* **Data**
[start]

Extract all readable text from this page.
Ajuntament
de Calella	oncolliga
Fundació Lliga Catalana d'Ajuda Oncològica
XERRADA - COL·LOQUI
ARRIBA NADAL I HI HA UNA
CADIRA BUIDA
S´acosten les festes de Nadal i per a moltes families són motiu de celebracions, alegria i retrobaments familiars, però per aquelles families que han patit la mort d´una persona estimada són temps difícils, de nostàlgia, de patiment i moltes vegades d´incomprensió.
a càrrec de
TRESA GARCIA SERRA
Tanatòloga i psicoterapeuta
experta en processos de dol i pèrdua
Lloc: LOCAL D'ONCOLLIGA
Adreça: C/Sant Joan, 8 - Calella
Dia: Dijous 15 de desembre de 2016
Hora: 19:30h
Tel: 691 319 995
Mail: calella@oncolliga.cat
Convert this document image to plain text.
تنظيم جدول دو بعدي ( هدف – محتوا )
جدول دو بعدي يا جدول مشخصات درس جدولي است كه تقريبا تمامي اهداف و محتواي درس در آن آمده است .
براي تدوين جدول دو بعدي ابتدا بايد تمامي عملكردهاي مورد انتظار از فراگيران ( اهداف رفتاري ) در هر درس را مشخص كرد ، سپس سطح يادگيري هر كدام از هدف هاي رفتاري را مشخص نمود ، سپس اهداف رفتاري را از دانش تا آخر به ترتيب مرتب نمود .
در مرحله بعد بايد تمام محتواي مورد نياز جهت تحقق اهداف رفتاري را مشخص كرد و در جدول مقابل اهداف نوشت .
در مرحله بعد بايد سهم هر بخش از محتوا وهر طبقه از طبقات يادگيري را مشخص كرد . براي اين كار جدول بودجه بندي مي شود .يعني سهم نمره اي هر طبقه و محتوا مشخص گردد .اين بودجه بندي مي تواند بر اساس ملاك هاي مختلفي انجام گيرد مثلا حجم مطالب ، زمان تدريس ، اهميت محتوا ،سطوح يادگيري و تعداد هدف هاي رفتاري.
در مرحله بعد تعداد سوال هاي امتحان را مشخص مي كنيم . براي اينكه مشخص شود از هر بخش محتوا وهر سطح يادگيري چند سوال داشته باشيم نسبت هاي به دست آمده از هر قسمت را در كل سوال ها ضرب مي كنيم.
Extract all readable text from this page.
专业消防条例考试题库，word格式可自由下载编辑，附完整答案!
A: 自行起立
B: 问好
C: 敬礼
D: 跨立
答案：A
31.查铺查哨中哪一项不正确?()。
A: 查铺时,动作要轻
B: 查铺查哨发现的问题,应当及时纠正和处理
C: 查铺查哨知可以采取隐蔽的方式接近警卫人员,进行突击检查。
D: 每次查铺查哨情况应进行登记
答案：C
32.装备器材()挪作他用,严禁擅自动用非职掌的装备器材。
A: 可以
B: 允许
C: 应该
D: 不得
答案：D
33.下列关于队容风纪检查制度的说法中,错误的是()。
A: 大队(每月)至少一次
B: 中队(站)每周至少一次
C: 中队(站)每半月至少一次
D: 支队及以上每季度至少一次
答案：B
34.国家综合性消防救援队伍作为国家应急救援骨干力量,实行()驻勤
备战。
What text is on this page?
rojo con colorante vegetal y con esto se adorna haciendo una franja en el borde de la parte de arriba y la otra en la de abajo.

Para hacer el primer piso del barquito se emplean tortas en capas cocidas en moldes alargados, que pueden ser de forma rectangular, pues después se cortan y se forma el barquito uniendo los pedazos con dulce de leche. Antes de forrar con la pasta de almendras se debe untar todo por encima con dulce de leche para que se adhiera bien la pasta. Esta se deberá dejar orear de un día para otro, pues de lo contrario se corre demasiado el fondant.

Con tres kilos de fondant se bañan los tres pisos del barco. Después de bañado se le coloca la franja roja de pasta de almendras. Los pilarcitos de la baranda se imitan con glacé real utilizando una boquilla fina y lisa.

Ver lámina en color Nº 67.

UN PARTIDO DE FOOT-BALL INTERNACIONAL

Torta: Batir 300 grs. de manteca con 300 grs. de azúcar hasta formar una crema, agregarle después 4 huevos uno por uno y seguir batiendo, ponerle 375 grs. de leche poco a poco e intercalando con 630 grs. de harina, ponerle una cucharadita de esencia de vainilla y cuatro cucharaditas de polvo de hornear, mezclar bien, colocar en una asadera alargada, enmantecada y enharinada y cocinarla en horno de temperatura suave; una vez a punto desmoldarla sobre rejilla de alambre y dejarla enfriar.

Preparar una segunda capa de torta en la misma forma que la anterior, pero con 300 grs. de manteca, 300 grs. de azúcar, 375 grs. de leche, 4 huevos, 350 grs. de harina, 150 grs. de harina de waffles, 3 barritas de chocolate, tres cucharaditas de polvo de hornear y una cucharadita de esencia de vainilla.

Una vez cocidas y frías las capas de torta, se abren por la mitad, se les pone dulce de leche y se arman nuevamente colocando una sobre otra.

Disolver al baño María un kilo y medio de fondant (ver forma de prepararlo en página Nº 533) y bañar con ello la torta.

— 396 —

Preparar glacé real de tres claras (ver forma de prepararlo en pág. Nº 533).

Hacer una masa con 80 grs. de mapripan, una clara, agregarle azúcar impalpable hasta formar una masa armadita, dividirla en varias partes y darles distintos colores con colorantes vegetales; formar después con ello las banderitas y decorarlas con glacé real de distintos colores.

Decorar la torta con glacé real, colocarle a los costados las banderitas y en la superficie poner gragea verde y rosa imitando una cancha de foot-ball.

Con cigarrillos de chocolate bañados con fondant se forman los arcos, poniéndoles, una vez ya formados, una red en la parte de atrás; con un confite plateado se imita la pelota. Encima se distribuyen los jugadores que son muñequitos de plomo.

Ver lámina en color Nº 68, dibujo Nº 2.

[end]

* **Required task**
Repeat all entries. Match them exactly.

* **Exercise result**
Extract all readable text from this page.
Ajuntament
de Calella	oncolliga
Fundació Lliga Catalana d'Ajuda Oncològica
XERRADA - COL·LOQUI
ARRIBA NADAL I HI HA UNA
CADIRA BUIDA
S´acosten les festes de Nadal i per a moltes families són motiu de celebracions, alegria i retrobaments familiars, però per aquelles families que han patit la mort d´una persona estimada són temps difícils, de nostàlgia, de patiment i moltes vegades d´incomprensió.
a càrrec de
TRESA GARCIA SERRA
Tanatòloga i psicoterapeuta
experta en processos de dol i pèrdua
Lloc: LOCAL D'ONCOLLIGA
Adreça: C/Sant Joan, 8 - Calella
Dia: Dijous 15 de desembre de 2016
Hora: 19:30h
Tel: 691 319 995
Mail: calella@oncolliga.cat
Convert this document image to plain text.
تنظيم جدول دو بعدي ( هدف – محتوا )
جدول دو بعدي يا جدول مشخصات درس جدولي است كه تقريبا تمامي اهداف و محتواي درس در آن آمده است .
براي تدوين جدول دو بعدي ابتدا بايد تمامي عملكردهاي مورد انتظار از فراگيران ( اهداف رفتاري ) در هر درس را مشخص كرد ، سپس سطح يادگيري هر كدام از هدف هاي رفتاري را مشخص نمود ، سپس اهداف رفتاري را از دانش تا آخر به ترتيب مرتب نمود .
در مرحله بعد بايد تمام محتواي مورد نياز جهت تحقق اهداف رفتاري را مشخص كرد و در جدول مقابل اهداف نوشت .
در مرحله بعد بايد سهم هر بخش از محتوا وهر طبقه از طبقات يادگيري را مشخص كرد . براي اين كار جدول بودجه بندي مي شود .يعني سهم نمره اي هر طبقه و محتوا مشخص گردد .اين بودجه بندي مي تواند بر اساس ملاك هاي مختلفي انجام گيرد مثلا حجم مطالب ، زمان تدريس ، اهميت محتوا ،سطوح يادگيري و تعداد هدف هاي رفتاري.
در مرحله بعد تعداد سوال هاي امتحان را مشخص مي كنيم . براي اينكه مشخص شود از هر بخش محتوا وهر سطح يادگيري چند سوال داشته باشيم نسبت هاي به دست آمده از هر قسمت را در كل سوال ها ضرب مي كنيم.
Extract all readable text from this page.
专业消防条例考试题库，word格式可自由下载编辑，附完整答案!
A: 自行起立
B: 问好
C: 敬礼
D: 跨立
答案：A
31.查铺查哨中哪一项不正确?()。
A: 查铺时,动作要轻
B: 查铺查哨发现的问题,应当及时纠正和处理
C: 查铺查哨知可以采取隐蔽的方式接近警卫人员,进行突击检查。
D: 每次查铺查哨情况应进行登记
答案：C
32.装备器材()挪作他用,严禁擅自动用非职掌的装备器材。
A: 可以
B: 允许
C: 应该
D: 不得
答案：D
33.下列关于队容风纪检查制度的说法中,错误的是()。
A: 大队(每月)至少一次
B: 中队(站)每周至少一次
C: 中队(站)每半月至少一次
D: 支队及以上每季度至少一次
答案：B
34.国家综合性消防救援队伍作为国家应急救援骨干力量,实行()驻勤
备战。
What text is on this page?
rojo con colorante vegetal y con esto se adorna haciendo una franja en el borde de la parte de arriba y la otra en la de abajo.

Para hacer el primer piso del barquito se emplean tortas en capas cocidas en moldes alargados, que pueden ser de forma rectangular, pues después se cortan y se forma el barquito uniendo los pedazos con dulce de leche. Antes de forrar con la pasta de almendras se debe untar todo por encima con dulce de leche para que se adhiera bien la pasta. Esta se deberá dejar orear de un día para otro, pues de lo contrario se corre demasiado el fondant.

Con tres kilos de fondant se bañan los tres pisos del barco. Después de bañado se le coloca la franja roja de pasta de almendras. Los pilarcitos de la baranda se imitan con glacé real utilizando una boquilla fina y lisa.

Ver lámina en color Nº 67.

UN PARTIDO DE FOOT-BALL INTERNACIONAL

Torta: Batir 300 grs. de manteca con 300 grs. de azúcar hasta formar una crema, agregarle después 4 huevos uno por uno y seguir batiendo, ponerle 375 grs. de leche poco a poco e intercalando con 630 grs. de harina, ponerle una cucharadita de esencia de vainilla y cuatro cucharaditas de polvo de hornear, mezclar bien, colocar en una asadera alargada, enmantecada y enharinada y cocinarla en horno de temperatura suave; una vez a punto desmoldarla sobre rejilla de alambre y dejarla enfriar.

Preparar una segunda capa de torta en la misma forma que la anterior, pero con 300 grs. de manteca, 300 grs. de azúcar, 375 grs. de leche, 4 huevos, 350 grs. de harina, 150 grs. de harina de waffles, 3 barritas de chocolate, tres cucharaditas de polvo de hornear y una cucharadita de esencia de vainilla.

Una vez cocidas y frías las capas de torta, se abren por la mitad, se les pone dulce de leche y se arman nuevamente colocando una sobre otra.

Disolver al baño María un kilo y medio de fondant (ver forma de prepararlo en página Nº 533) y bañar con ello la torta.

— 396 —

Preparar glacé real de tres claras (ver forma de prepararlo en pág. Nº 533).

Hacer una masa con 80 grs. de mapripan, una clara, agregarle azúcar impalpable hasta formar una masa armadita, dividirla en varias partes y darles distintos colores con colorantes vegetales; formar después con ello las banderitas y decorarlas con glacé real de distintos colores.

Decorar la torta con glacé real, colocarle a los costados las banderitas y en la superficie poner gragea verde y rosa imitando una cancha de foot-ball.

Con cigarrillos de chocolate bañados con fondant se forman los arcos, poniéndoles, una vez ya formados, una red en la parte de atrás; con un confite plateado se imita la pelota. Encima se distribuyen los jugadores que son muñequitos de plomo.

Ver lámina en color Nº 68, dibujo Nº 2.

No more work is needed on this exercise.